Write out the entries below once more, exactly, with the pictures left out.

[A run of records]
──────────────────────────────

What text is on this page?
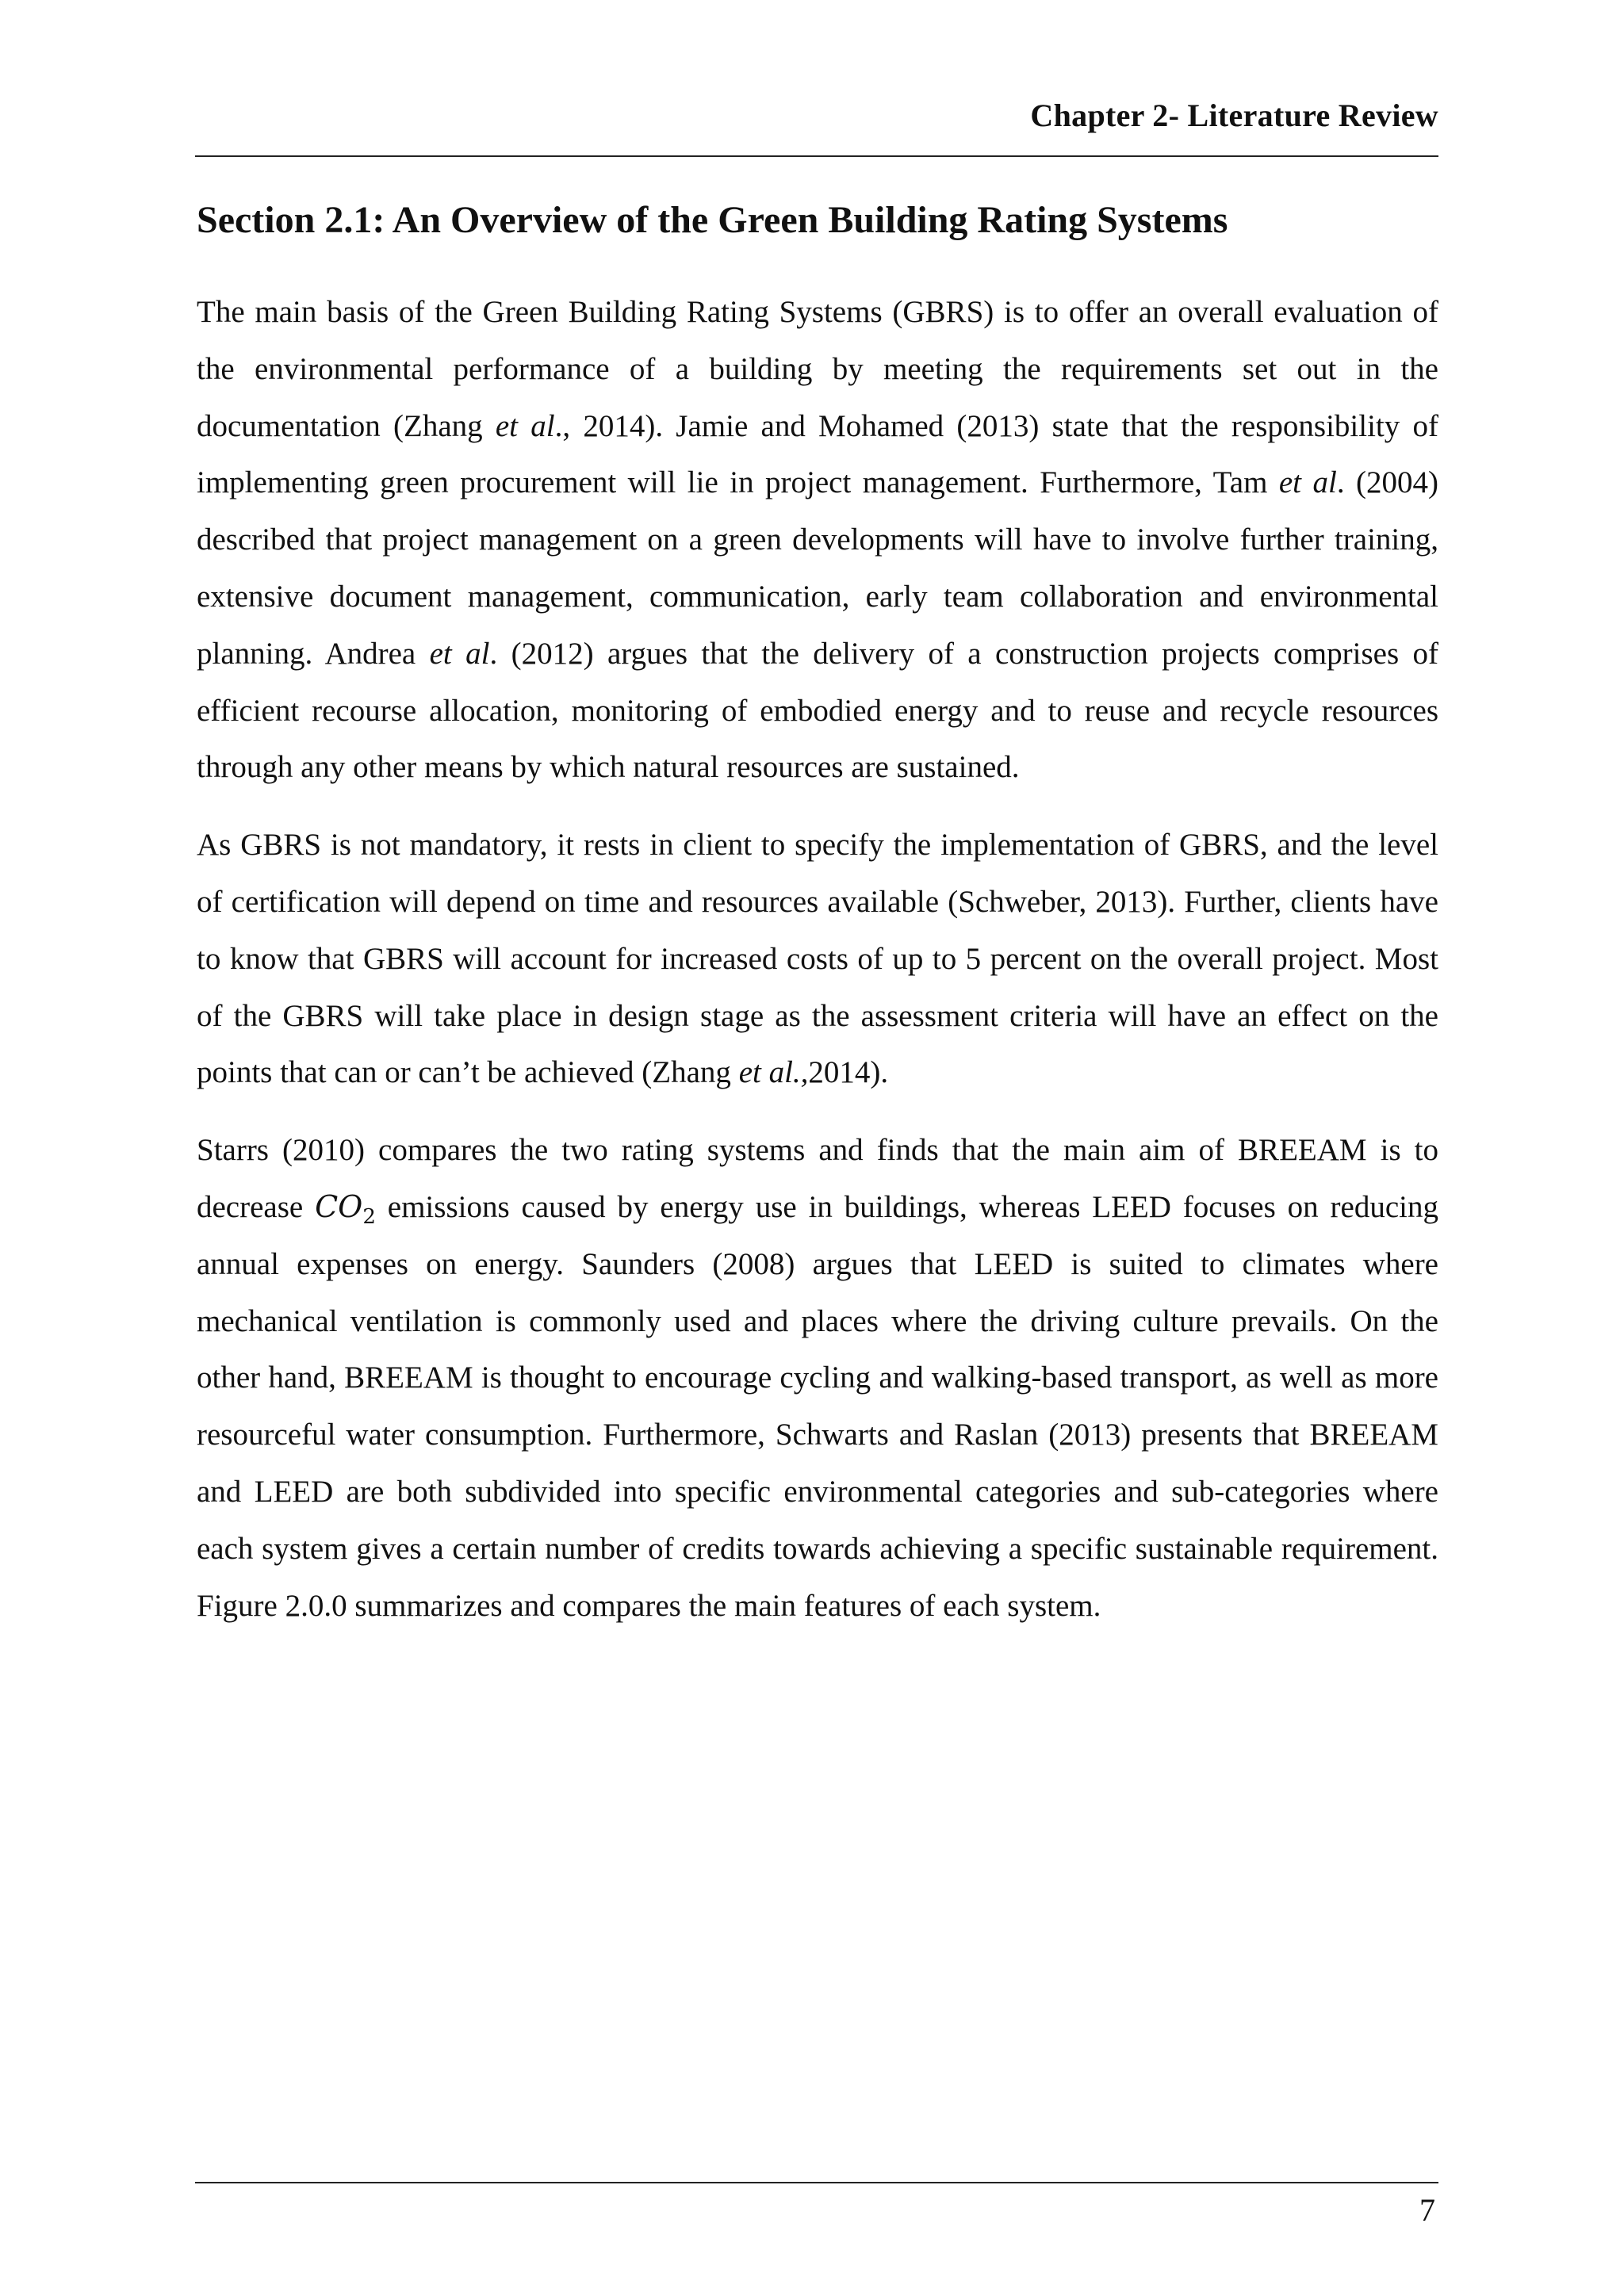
Chapter 2- Literature Review
Section 2.1: An Overview of the Green Building Rating Systems

The main basis of the Green Building Rating Systems (GBRS) is to offer an overall evaluation of the environmental performance of a building by meeting the requirements set out in the documentation (Zhang et al., 2014). Jamie and Mohamed (2013) state that the responsibility of implementing green procurement will lie in project management. Furthermore, Tam et al. (2004) described that project management on a green developments will have to involve further training, extensive document management, communication, early team collaboration and environmental planning. Andrea et al. (2012) argues that the delivery of a construction projects comprises of efficient recourse allocation, monitoring of embodied energy and to reuse and recycle resources through any other means by which natural resources are sustained.

As GBRS is not mandatory, it rests in client to specify the implementation of GBRS, and the level of certification will depend on time and resources available (Schweber, 2013). Further, clients have to know that GBRS will account for increased costs of up to 5 percent on the overall project. Most of the GBRS will take place in design stage as the assessment criteria will have an effect on the points that can or can’t be achieved (Zhang et al.,2014).

Starrs (2010) compares the two rating systems and finds that the main aim of BREEAM is to decrease $CO_2$ emissions caused by energy use in buildings, whereas LEED focuses on reducing annual expenses on energy. Saunders (2008) argues that LEED is suited to climates where mechanical ventilation is commonly used and places where the driving culture prevails. On the other hand, BREEAM is thought to encourage cycling and walking-based transport, as well as more resourceful water consumption. Furthermore, Schwarts and Raslan (2013) presents that BREEAM and LEED are both subdivided into specific environmental categories and sub-categories where each system gives a certain number of credits towards achieving a specific sustainable requirement. Figure 2.0.0 summarizes and compares the main features of each system.

7
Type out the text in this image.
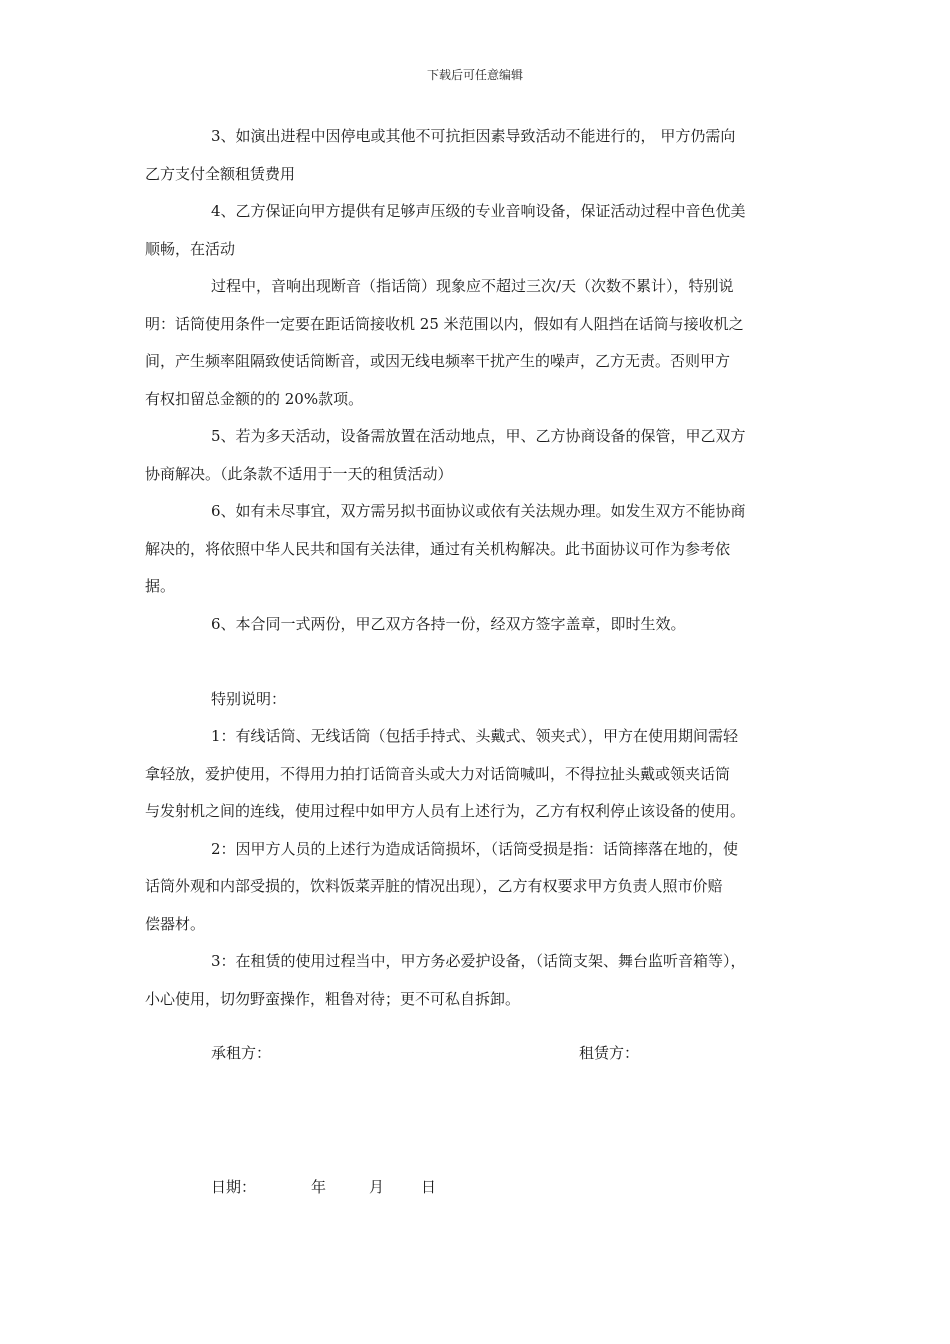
下载后可任意编辑
3、如演出进程中因停电或其他不可抗拒因素导致活动不能进行的， 甲方仍需向
乙方支付全额租赁费用
4、乙方保证向甲方提供有足够声压级的专业音响设备，保证活动过程中音色优美
顺畅，在活动
过程中，音响出现断音（指话筒）现象应不超过三次/天（次数不累计），特别说
明：话筒使用条件一定要在距话筒接收机 25 米范围以内，假如有人阻挡在话筒与接收机之
间，产生频率阻隔致使话筒断音，或因无线电频率干扰产生的噪声，乙方无责。否则甲方
有权扣留总金额的的 20%款项。
5、若为多天活动，设备需放置在活动地点，甲、乙方协商设备的保管，甲乙双方
协商解决。（此条款不适用于一天的租赁活动）
6、如有未尽事宜，双方需另拟书面协议或依有关法规办理。如发生双方不能协商
解决的，将依照中华人民共和国有关法律，通过有关机构解决。此书面协议可作为参考依
据。
6、本合同一式两份，甲乙双方各持一份，经双方签字盖章，即时生效。
特别说明：
1：有线话筒、无线话筒（包括手持式、头戴式、领夹式），甲方在使用期间需轻
拿轻放，爱护使用，不得用力拍打话筒音头或大力对话筒喊叫，不得拉扯头戴或领夹话筒
与发射机之间的连线，使用过程中如甲方人员有上述行为，乙方有权利停止该设备的使用。
2：因甲方人员的上述行为造成话筒损坏，（话筒受损是指：话筒摔落在地的，使
话筒外观和内部受损的，饮料饭菜弄脏的情况出现），乙方有权要求甲方负责人照市价赔
偿器材。
3：在租赁的使用过程当中，甲方务必爱护设备，（话筒支架、舞台监听音箱等），
小心使用，切勿野蛮操作，粗鲁对待；更不可私自拆卸。
承租方：	租赁方：
日期：	年	月 日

──────────────────────────────

[WRITTEN RESPONSE]:
What text is on this page?
Chapter 2- Literature Review
Section 2.1: An Overview of the Green Building Rating Systems

The main basis of the Green Building Rating Systems (GBRS) is to offer an overall evaluation of the environmental performance of a building by meeting the requirements set out in the documentation (Zhang et al., 2014). Jamie and Mohamed (2013) state that the responsibility of implementing green procurement will lie in project management. Furthermore, Tam et al. (2004) described that project management on a green developments will have to involve further training, extensive document management, communication, early team collaboration and environmental planning. Andrea et al. (2012) argues that the delivery of a construction projects comprises of efficient recourse allocation, monitoring of embodied energy and to reuse and recycle resources through any other means by which natural resources are sustained.

As GBRS is not mandatory, it rests in client to specify the implementation of GBRS, and the level of certification will depend on time and resources available (Schweber, 2013). Further, clients have to know that GBRS will account for increased costs of up to 5 percent on the overall project. Most of the GBRS will take place in design stage as the assessment criteria will have an effect on the points that can or can’t be achieved (Zhang et al.,2014).

Starrs (2010) compares the two rating systems and finds that the main aim of BREEAM is to decrease $CO_2$ emissions caused by energy use in buildings, whereas LEED focuses on reducing annual expenses on energy. Saunders (2008) argues that LEED is suited to climates where mechanical ventilation is commonly used and places where the driving culture prevails. On the other hand, BREEAM is thought to encourage cycling and walking-based transport, as well as more resourceful water consumption. Furthermore, Schwarts and Raslan (2013) presents that BREEAM and LEED are both subdivided into specific environmental categories and sub-categories where each system gives a certain number of credits towards achieving a specific sustainable requirement. Figure 2.0.0 summarizes and compares the main features of each system.

7
Type out the text in this image.
下载后可任意编辑
3、如演出进程中因停电或其他不可抗拒因素导致活动不能进行的， 甲方仍需向
乙方支付全额租赁费用
4、乙方保证向甲方提供有足够声压级的专业音响设备，保证活动过程中音色优美
顺畅，在活动
过程中，音响出现断音（指话筒）现象应不超过三次/天（次数不累计），特别说
明：话筒使用条件一定要在距话筒接收机 25 米范围以内，假如有人阻挡在话筒与接收机之
间，产生频率阻隔致使话筒断音，或因无线电频率干扰产生的噪声，乙方无责。否则甲方
有权扣留总金额的的 20%款项。
5、若为多天活动，设备需放置在活动地点，甲、乙方协商设备的保管，甲乙双方
协商解决。（此条款不适用于一天的租赁活动）
6、如有未尽事宜，双方需另拟书面协议或依有关法规办理。如发生双方不能协商
解决的，将依照中华人民共和国有关法律，通过有关机构解决。此书面协议可作为参考依
据。
6、本合同一式两份，甲乙双方各持一份，经双方签字盖章，即时生效。
特别说明：
1：有线话筒、无线话筒（包括手持式、头戴式、领夹式），甲方在使用期间需轻
拿轻放，爱护使用，不得用力拍打话筒音头或大力对话筒喊叫，不得拉扯头戴或领夹话筒
与发射机之间的连线，使用过程中如甲方人员有上述行为，乙方有权利停止该设备的使用。
2：因甲方人员的上述行为造成话筒损坏，（话筒受损是指：话筒摔落在地的，使
话筒外观和内部受损的，饮料饭菜弄脏的情况出现），乙方有权要求甲方负责人照市价赔
偿器材。
3：在租赁的使用过程当中，甲方务必爱护设备，（话筒支架、舞台监听音箱等），
小心使用，切勿野蛮操作，粗鲁对待；更不可私自拆卸。
承租方：	租赁方：
日期：	年	月 日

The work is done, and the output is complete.